• **SHORT EXERCISE**: Retype all material exactly. Pictures stay out of the copy.

···

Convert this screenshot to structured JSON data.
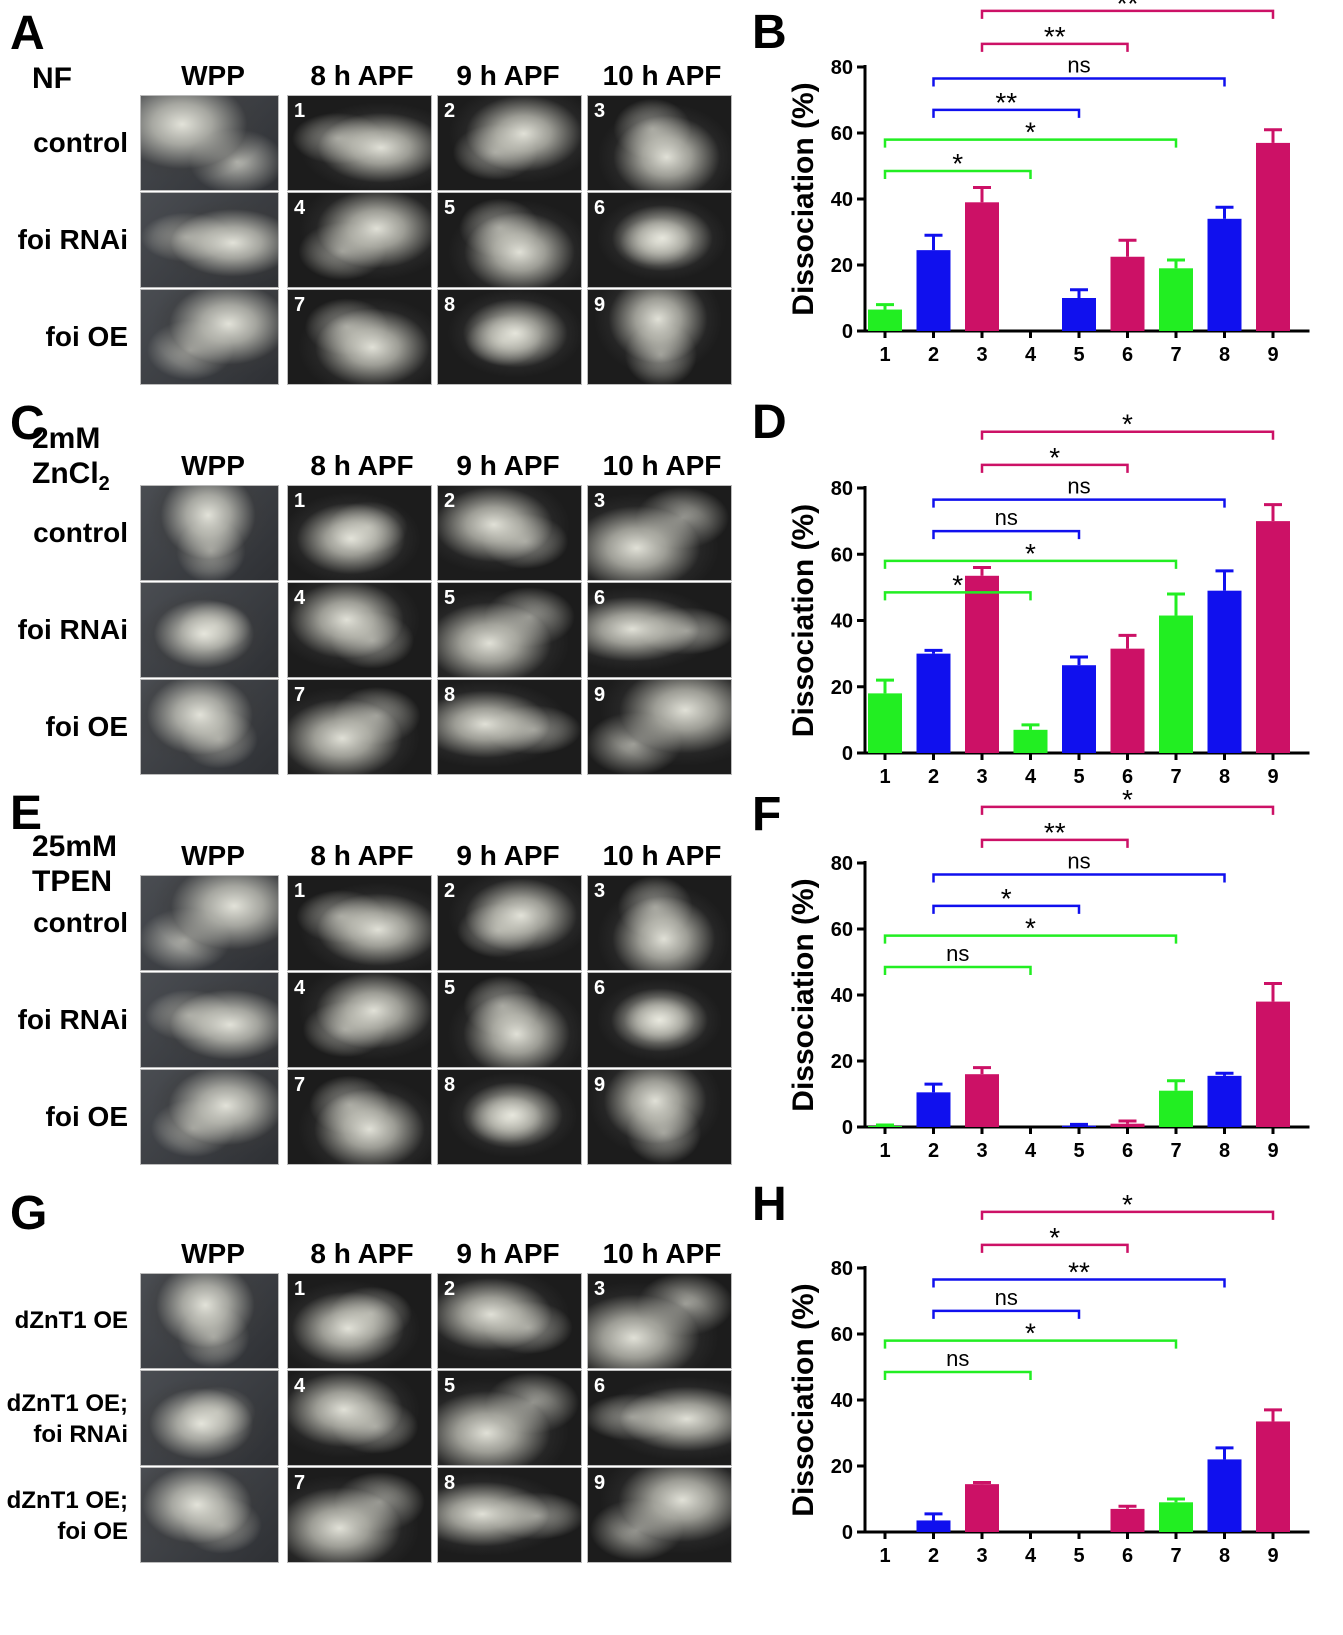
{
  "figure": {
    "column_headers": [
      "WPP",
      "8 h APF",
      "9 h APF",
      "10 h APF"
    ],
    "panels": [
      {
        "letter": "A",
        "condition": [
          "NF"
        ],
        "rows": [
          [
            "control"
          ],
          [
            "foi RNAi"
          ],
          [
            "foi OE"
          ]
        ]
      },
      {
        "letter": "C",
        "condition": [
          "2mM",
          "ZnCl",
          "2"
        ],
        "rows": [
          [
            "control"
          ],
          [
            "foi RNAi"
          ],
          [
            "foi OE"
          ]
        ]
      },
      {
        "letter": "E",
        "condition": [
          "25mM",
          "TPEN"
        ],
        "rows": [
          [
            "control"
          ],
          [
            "foi RNAi"
          ],
          [
            "foi OE"
          ]
        ]
      },
      {
        "letter": "G",
        "condition": [],
        "rows": [
          [
            "dZnT1 OE"
          ],
          [
            "dZnT1 OE;",
            "foi RNAi"
          ],
          [
            "dZnT1 OE;",
            "foi OE"
          ]
        ]
      }
    ],
    "image_numbers": [
      "1",
      "2",
      "3",
      "4",
      "5",
      "6",
      "7",
      "8",
      "9"
    ]
  },
  "colors": {
    "green": "#22ee22",
    "blue": "#1010ee",
    "magenta": "#cc1166",
    "bg_dark": "#1c1c1c"
  },
  "chart_data": [
    {
      "letter": "B",
      "type": "bar",
      "ylabel": "Dissociation (%)",
      "ylim": [
        0,
        80
      ],
      "yticks": [
        "0",
        "20",
        "40",
        "60",
        "80"
      ],
      "categories": [
        "1",
        "2",
        "3",
        "4",
        "5",
        "6",
        "7",
        "8",
        "9"
      ],
      "values": [
        6.5,
        24.5,
        39,
        0,
        10,
        22.5,
        19,
        34,
        57
      ],
      "errors": [
        1.5,
        4.5,
        4.5,
        0,
        2.5,
        5,
        2.5,
        3.5,
        4
      ],
      "bar_colors": [
        "green",
        "blue",
        "magenta",
        "green",
        "blue",
        "magenta",
        "green",
        "blue",
        "magenta"
      ],
      "brackets": [
        {
          "from": 1,
          "to": 4,
          "label": "*",
          "color": "green",
          "level": 0
        },
        {
          "from": 1,
          "to": 7,
          "label": "*",
          "color": "green",
          "level": 1
        },
        {
          "from": 2,
          "to": 5,
          "label": "**",
          "color": "blue",
          "level": 2
        },
        {
          "from": 2,
          "to": 8,
          "label": "ns",
          "color": "blue",
          "level": 3
        },
        {
          "from": 3,
          "to": 6,
          "label": "**",
          "color": "magenta",
          "level": 4
        },
        {
          "from": 3,
          "to": 9,
          "label": "**",
          "color": "magenta",
          "level": 5
        }
      ]
    },
    {
      "letter": "D",
      "type": "bar",
      "ylabel": "Dissociation (%)",
      "ylim": [
        0,
        80
      ],
      "yticks": [
        "0",
        "20",
        "40",
        "60",
        "80"
      ],
      "categories": [
        "1",
        "2",
        "3",
        "4",
        "5",
        "6",
        "7",
        "8",
        "9"
      ],
      "values": [
        18,
        30,
        53.5,
        7,
        26.5,
        31.5,
        41.5,
        49,
        70
      ],
      "errors": [
        4,
        1,
        2.5,
        1.5,
        2.5,
        4,
        6.5,
        6,
        5
      ],
      "bar_colors": [
        "green",
        "blue",
        "magenta",
        "green",
        "blue",
        "magenta",
        "green",
        "blue",
        "magenta"
      ],
      "brackets": [
        {
          "from": 1,
          "to": 4,
          "label": "*",
          "color": "green",
          "level": 0
        },
        {
          "from": 1,
          "to": 7,
          "label": "*",
          "color": "green",
          "level": 1
        },
        {
          "from": 2,
          "to": 5,
          "label": "ns",
          "color": "blue",
          "level": 2
        },
        {
          "from": 2,
          "to": 8,
          "label": "ns",
          "color": "blue",
          "level": 3
        },
        {
          "from": 3,
          "to": 6,
          "label": "*",
          "color": "magenta",
          "level": 4
        },
        {
          "from": 3,
          "to": 9,
          "label": "*",
          "color": "magenta",
          "level": 5
        }
      ]
    },
    {
      "letter": "F",
      "type": "bar",
      "ylabel": "Dissociation (%)",
      "ylim": [
        0,
        80
      ],
      "yticks": [
        "0",
        "20",
        "40",
        "60",
        "80"
      ],
      "categories": [
        "1",
        "2",
        "3",
        "4",
        "5",
        "6",
        "7",
        "8",
        "9"
      ],
      "values": [
        0.3,
        10.5,
        16,
        0,
        0.4,
        1,
        11,
        15.5,
        38
      ],
      "errors": [
        0.3,
        2.5,
        2,
        0,
        0.4,
        0.8,
        3,
        0.8,
        5.5
      ],
      "bar_colors": [
        "green",
        "blue",
        "magenta",
        "green",
        "blue",
        "magenta",
        "green",
        "blue",
        "magenta"
      ],
      "brackets": [
        {
          "from": 1,
          "to": 4,
          "label": "ns",
          "color": "green",
          "level": 0
        },
        {
          "from": 1,
          "to": 7,
          "label": "*",
          "color": "green",
          "level": 1
        },
        {
          "from": 2,
          "to": 5,
          "label": "*",
          "color": "blue",
          "level": 2
        },
        {
          "from": 2,
          "to": 8,
          "label": "ns",
          "color": "blue",
          "level": 3
        },
        {
          "from": 3,
          "to": 6,
          "label": "**",
          "color": "magenta",
          "level": 4
        },
        {
          "from": 3,
          "to": 9,
          "label": "*",
          "color": "magenta",
          "level": 5
        }
      ]
    },
    {
      "letter": "H",
      "type": "bar",
      "ylabel": "Dissociation (%)",
      "ylim": [
        0,
        80
      ],
      "yticks": [
        "0",
        "20",
        "40",
        "60",
        "80"
      ],
      "categories": [
        "1",
        "2",
        "3",
        "4",
        "5",
        "6",
        "7",
        "8",
        "9"
      ],
      "values": [
        0,
        3.5,
        14.5,
        0,
        0,
        7,
        9,
        22,
        33.5
      ],
      "errors": [
        0,
        2,
        0.5,
        0,
        0,
        0.8,
        1,
        3.5,
        3.5
      ],
      "bar_colors": [
        "green",
        "blue",
        "magenta",
        "green",
        "blue",
        "magenta",
        "green",
        "blue",
        "magenta"
      ],
      "brackets": [
        {
          "from": 1,
          "to": 4,
          "label": "ns",
          "color": "green",
          "level": 0
        },
        {
          "from": 1,
          "to": 7,
          "label": "*",
          "color": "green",
          "level": 1
        },
        {
          "from": 2,
          "to": 5,
          "label": "ns",
          "color": "blue",
          "level": 2
        },
        {
          "from": 2,
          "to": 8,
          "label": "**",
          "color": "blue",
          "level": 3
        },
        {
          "from": 3,
          "to": 6,
          "label": "*",
          "color": "magenta",
          "level": 4
        },
        {
          "from": 3,
          "to": 9,
          "label": "*",
          "color": "magenta",
          "level": 5
        }
      ]
    }
  ]
}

···

• **OUTPUT FOR THIS TASK**:
Convert this screenshot to structured JSON data.
{
  "figure": {
    "column_headers": [
      "WPP",
      "8 h APF",
      "9 h APF",
      "10 h APF"
    ],
    "panels": [
      {
        "letter": "A",
        "condition": [
          "NF"
        ],
        "rows": [
          [
            "control"
          ],
          [
            "foi RNAi"
          ],
          [
            "foi OE"
          ]
        ]
      },
      {
        "letter": "C",
        "condition": [
          "2mM",
          "ZnCl",
          "2"
        ],
        "rows": [
          [
            "control"
          ],
          [
            "foi RNAi"
          ],
          [
            "foi OE"
          ]
        ]
      },
      {
        "letter": "E",
        "condition": [
          "25mM",
          "TPEN"
        ],
        "rows": [
          [
            "control"
          ],
          [
            "foi RNAi"
          ],
          [
            "foi OE"
          ]
        ]
      },
      {
        "letter": "G",
        "condition": [],
        "rows": [
          [
            "dZnT1 OE"
          ],
          [
            "dZnT1 OE;",
            "foi RNAi"
          ],
          [
            "dZnT1 OE;",
            "foi OE"
          ]
        ]
      }
    ],
    "image_numbers": [
      "1",
      "2",
      "3",
      "4",
      "5",
      "6",
      "7",
      "8",
      "9"
    ]
  },
  "colors": {
    "green": "#22ee22",
    "blue": "#1010ee",
    "magenta": "#cc1166",
    "bg_dark": "#1c1c1c"
  },
  "chart_data": [
    {
      "letter": "B",
      "type": "bar",
      "ylabel": "Dissociation (%)",
      "ylim": [
        0,
        80
      ],
      "yticks": [
        "0",
        "20",
        "40",
        "60",
        "80"
      ],
      "categories": [
        "1",
        "2",
        "3",
        "4",
        "5",
        "6",
        "7",
        "8",
        "9"
      ],
      "values": [
        6.5,
        24.5,
        39,
        0,
        10,
        22.5,
        19,
        34,
        57
      ],
      "errors": [
        1.5,
        4.5,
        4.5,
        0,
        2.5,
        5,
        2.5,
        3.5,
        4
      ],
      "bar_colors": [
        "green",
        "blue",
        "magenta",
        "green",
        "blue",
        "magenta",
        "green",
        "blue",
        "magenta"
      ],
      "brackets": [
        {
          "from": 1,
          "to": 4,
          "label": "*",
          "color": "green",
          "level": 0
        },
        {
          "from": 1,
          "to": 7,
          "label": "*",
          "color": "green",
          "level": 1
        },
        {
          "from": 2,
          "to": 5,
          "label": "**",
          "color": "blue",
          "level": 2
        },
        {
          "from": 2,
          "to": 8,
          "label": "ns",
          "color": "blue",
          "level": 3
        },
        {
          "from": 3,
          "to": 6,
          "label": "**",
          "color": "magenta",
          "level": 4
        },
        {
          "from": 3,
          "to": 9,
          "label": "**",
          "color": "magenta",
          "level": 5
        }
      ]
    },
    {
      "letter": "D",
      "type": "bar",
      "ylabel": "Dissociation (%)",
      "ylim": [
        0,
        80
      ],
      "yticks": [
        "0",
        "20",
        "40",
        "60",
        "80"
      ],
      "categories": [
        "1",
        "2",
        "3",
        "4",
        "5",
        "6",
        "7",
        "8",
        "9"
      ],
      "values": [
        18,
        30,
        53.5,
        7,
        26.5,
        31.5,
        41.5,
        49,
        70
      ],
      "errors": [
        4,
        1,
        2.5,
        1.5,
        2.5,
        4,
        6.5,
        6,
        5
      ],
      "bar_colors": [
        "green",
        "blue",
        "magenta",
        "green",
        "blue",
        "magenta",
        "green",
        "blue",
        "magenta"
      ],
      "brackets": [
        {
          "from": 1,
          "to": 4,
          "label": "*",
          "color": "green",
          "level": 0
        },
        {
          "from": 1,
          "to": 7,
          "label": "*",
          "color": "green",
          "level": 1
        },
        {
          "from": 2,
          "to": 5,
          "label": "ns",
          "color": "blue",
          "level": 2
        },
        {
          "from": 2,
          "to": 8,
          "label": "ns",
          "color": "blue",
          "level": 3
        },
        {
          "from": 3,
          "to": 6,
          "label": "*",
          "color": "magenta",
          "level": 4
        },
        {
          "from": 3,
          "to": 9,
          "label": "*",
          "color": "magenta",
          "level": 5
        }
      ]
    },
    {
      "letter": "F",
      "type": "bar",
      "ylabel": "Dissociation (%)",
      "ylim": [
        0,
        80
      ],
      "yticks": [
        "0",
        "20",
        "40",
        "60",
        "80"
      ],
      "categories": [
        "1",
        "2",
        "3",
        "4",
        "5",
        "6",
        "7",
        "8",
        "9"
      ],
      "values": [
        0.3,
        10.5,
        16,
        0,
        0.4,
        1,
        11,
        15.5,
        38
      ],
      "errors": [
        0.3,
        2.5,
        2,
        0,
        0.4,
        0.8,
        3,
        0.8,
        5.5
      ],
      "bar_colors": [
        "green",
        "blue",
        "magenta",
        "green",
        "blue",
        "magenta",
        "green",
        "blue",
        "magenta"
      ],
      "brackets": [
        {
          "from": 1,
          "to": 4,
          "label": "ns",
          "color": "green",
          "level": 0
        },
        {
          "from": 1,
          "to": 7,
          "label": "*",
          "color": "green",
          "level": 1
        },
        {
          "from": 2,
          "to": 5,
          "label": "*",
          "color": "blue",
          "level": 2
        },
        {
          "from": 2,
          "to": 8,
          "label": "ns",
          "color": "blue",
          "level": 3
        },
        {
          "from": 3,
          "to": 6,
          "label": "**",
          "color": "magenta",
          "level": 4
        },
        {
          "from": 3,
          "to": 9,
          "label": "*",
          "color": "magenta",
          "level": 5
        }
      ]
    },
    {
      "letter": "H",
      "type": "bar",
      "ylabel": "Dissociation (%)",
      "ylim": [
        0,
        80
      ],
      "yticks": [
        "0",
        "20",
        "40",
        "60",
        "80"
      ],
      "categories": [
        "1",
        "2",
        "3",
        "4",
        "5",
        "6",
        "7",
        "8",
        "9"
      ],
      "values": [
        0,
        3.5,
        14.5,
        0,
        0,
        7,
        9,
        22,
        33.5
      ],
      "errors": [
        0,
        2,
        0.5,
        0,
        0,
        0.8,
        1,
        3.5,
        3.5
      ],
      "bar_colors": [
        "green",
        "blue",
        "magenta",
        "green",
        "blue",
        "magenta",
        "green",
        "blue",
        "magenta"
      ],
      "brackets": [
        {
          "from": 1,
          "to": 4,
          "label": "ns",
          "color": "green",
          "level": 0
        },
        {
          "from": 1,
          "to": 7,
          "label": "*",
          "color": "green",
          "level": 1
        },
        {
          "from": 2,
          "to": 5,
          "label": "ns",
          "color": "blue",
          "level": 2
        },
        {
          "from": 2,
          "to": 8,
          "label": "**",
          "color": "blue",
          "level": 3
        },
        {
          "from": 3,
          "to": 6,
          "label": "*",
          "color": "magenta",
          "level": 4
        },
        {
          "from": 3,
          "to": 9,
          "label": "*",
          "color": "magenta",
          "level": 5
        }
      ]
    }
  ]
}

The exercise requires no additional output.